• [Given problem]:
Every record should be written out exactly, with the pictures left out.

• [Data for this task]:
^^^^^^^^
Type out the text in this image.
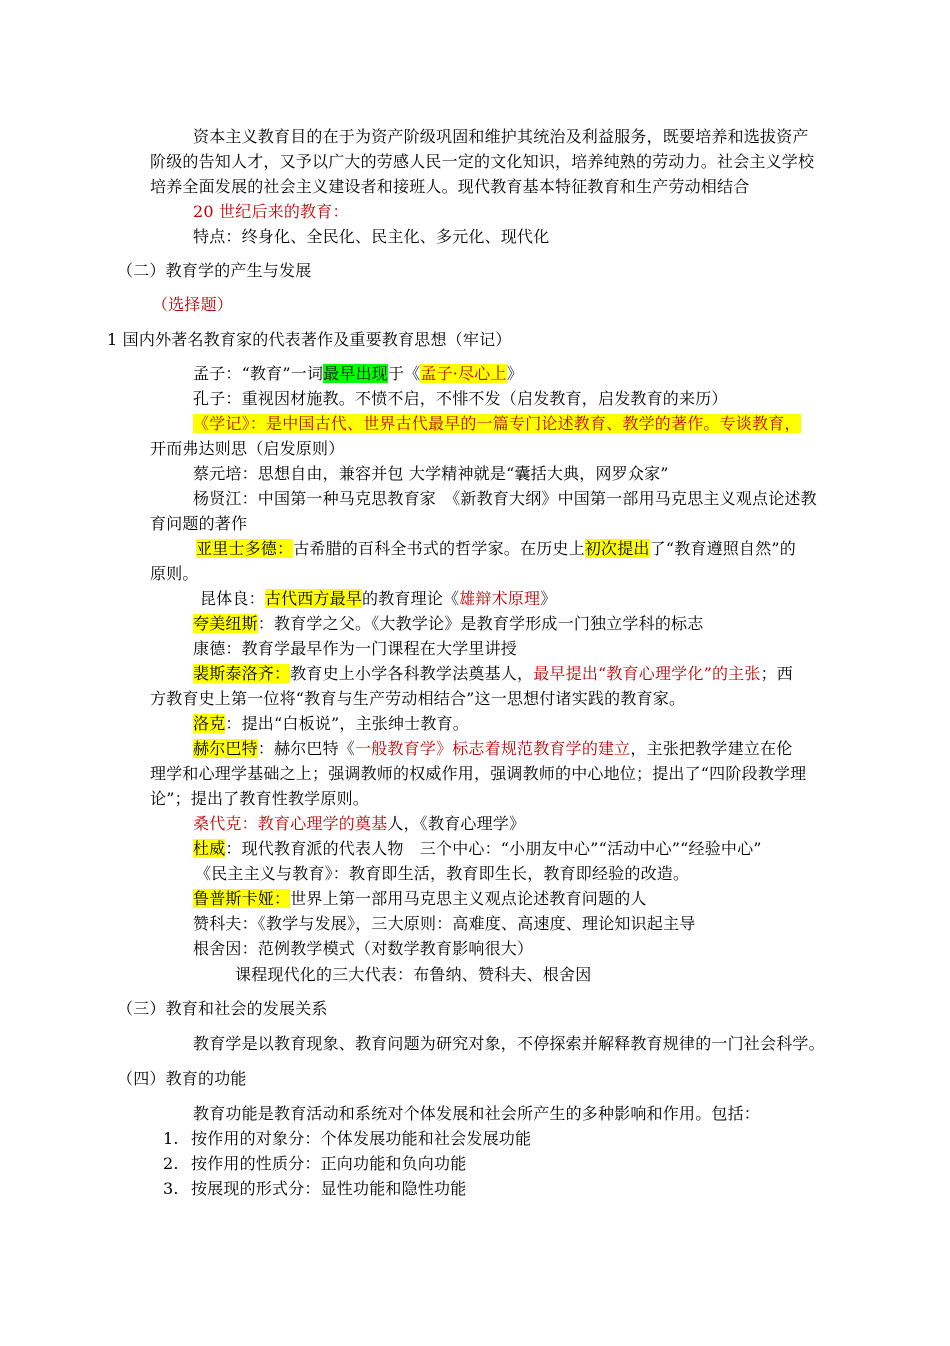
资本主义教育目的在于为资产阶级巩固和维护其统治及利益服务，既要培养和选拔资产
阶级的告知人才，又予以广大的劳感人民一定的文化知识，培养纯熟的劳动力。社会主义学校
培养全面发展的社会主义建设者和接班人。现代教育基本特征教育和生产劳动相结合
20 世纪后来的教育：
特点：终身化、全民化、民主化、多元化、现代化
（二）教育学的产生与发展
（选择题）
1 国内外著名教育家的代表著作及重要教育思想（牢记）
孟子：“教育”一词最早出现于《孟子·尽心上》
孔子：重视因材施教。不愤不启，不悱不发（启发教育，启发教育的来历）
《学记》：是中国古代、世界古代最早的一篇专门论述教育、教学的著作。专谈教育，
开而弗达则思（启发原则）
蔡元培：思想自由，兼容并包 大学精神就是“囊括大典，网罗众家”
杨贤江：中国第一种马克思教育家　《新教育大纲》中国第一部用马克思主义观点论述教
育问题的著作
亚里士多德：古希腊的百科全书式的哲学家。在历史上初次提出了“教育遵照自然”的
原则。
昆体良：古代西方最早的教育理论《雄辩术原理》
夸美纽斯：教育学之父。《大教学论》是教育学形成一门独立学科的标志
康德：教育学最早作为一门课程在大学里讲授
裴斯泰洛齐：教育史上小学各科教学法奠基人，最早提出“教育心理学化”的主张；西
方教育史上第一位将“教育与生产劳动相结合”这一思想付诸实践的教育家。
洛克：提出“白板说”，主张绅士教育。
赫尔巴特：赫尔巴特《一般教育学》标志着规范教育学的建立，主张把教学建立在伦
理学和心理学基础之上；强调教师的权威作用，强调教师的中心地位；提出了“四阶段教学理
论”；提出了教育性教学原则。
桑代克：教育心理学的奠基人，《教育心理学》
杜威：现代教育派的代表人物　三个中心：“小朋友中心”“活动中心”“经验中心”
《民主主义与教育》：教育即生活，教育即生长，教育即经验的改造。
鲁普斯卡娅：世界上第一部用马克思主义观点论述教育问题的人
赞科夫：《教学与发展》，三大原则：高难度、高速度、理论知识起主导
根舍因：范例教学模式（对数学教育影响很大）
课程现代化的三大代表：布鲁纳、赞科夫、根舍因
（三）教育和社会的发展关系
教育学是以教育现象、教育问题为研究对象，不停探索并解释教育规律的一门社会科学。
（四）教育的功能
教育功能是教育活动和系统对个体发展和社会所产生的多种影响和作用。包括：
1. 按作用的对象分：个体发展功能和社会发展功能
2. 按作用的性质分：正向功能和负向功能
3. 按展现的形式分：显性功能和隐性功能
^^^^^^^^
• [Final result]:
Type out the text in this image.
资本主义教育目的在于为资产阶级巩固和维护其统治及利益服务，既要培养和选拔资产
阶级的告知人才，又予以广大的劳感人民一定的文化知识，培养纯熟的劳动力。社会主义学校
培养全面发展的社会主义建设者和接班人。现代教育基本特征教育和生产劳动相结合
20 世纪后来的教育：
特点：终身化、全民化、民主化、多元化、现代化
（二）教育学的产生与发展
（选择题）
1 国内外著名教育家的代表著作及重要教育思想（牢记）
孟子：“教育”一词最早出现于《孟子·尽心上》
孔子：重视因材施教。不愤不启，不悱不发（启发教育，启发教育的来历）
《学记》：是中国古代、世界古代最早的一篇专门论述教育、教学的著作。专谈教育，
开而弗达则思（启发原则）
蔡元培：思想自由，兼容并包 大学精神就是“囊括大典，网罗众家”
杨贤江：中国第一种马克思教育家　《新教育大纲》中国第一部用马克思主义观点论述教
育问题的著作
亚里士多德：古希腊的百科全书式的哲学家。在历史上初次提出了“教育遵照自然”的
原则。
昆体良：古代西方最早的教育理论《雄辩术原理》
夸美纽斯：教育学之父。《大教学论》是教育学形成一门独立学科的标志
康德：教育学最早作为一门课程在大学里讲授
裴斯泰洛齐：教育史上小学各科教学法奠基人，最早提出“教育心理学化”的主张；西
方教育史上第一位将“教育与生产劳动相结合”这一思想付诸实践的教育家。
洛克：提出“白板说”，主张绅士教育。
赫尔巴特：赫尔巴特《一般教育学》标志着规范教育学的建立，主张把教学建立在伦
理学和心理学基础之上；强调教师的权威作用，强调教师的中心地位；提出了“四阶段教学理
论”；提出了教育性教学原则。
桑代克：教育心理学的奠基人，《教育心理学》
杜威：现代教育派的代表人物　三个中心：“小朋友中心”“活动中心”“经验中心”
《民主主义与教育》：教育即生活，教育即生长，教育即经验的改造。
鲁普斯卡娅：世界上第一部用马克思主义观点论述教育问题的人
赞科夫：《教学与发展》，三大原则：高难度、高速度、理论知识起主导
根舍因：范例教学模式（对数学教育影响很大）
课程现代化的三大代表：布鲁纳、赞科夫、根舍因
（三）教育和社会的发展关系
教育学是以教育现象、教育问题为研究对象，不停探索并解释教育规律的一门社会科学。
（四）教育的功能
教育功能是教育活动和系统对个体发展和社会所产生的多种影响和作用。包括：
1. 按作用的对象分：个体发展功能和社会发展功能
2. 按作用的性质分：正向功能和负向功能
3. 按展现的形式分：显性功能和隐性功能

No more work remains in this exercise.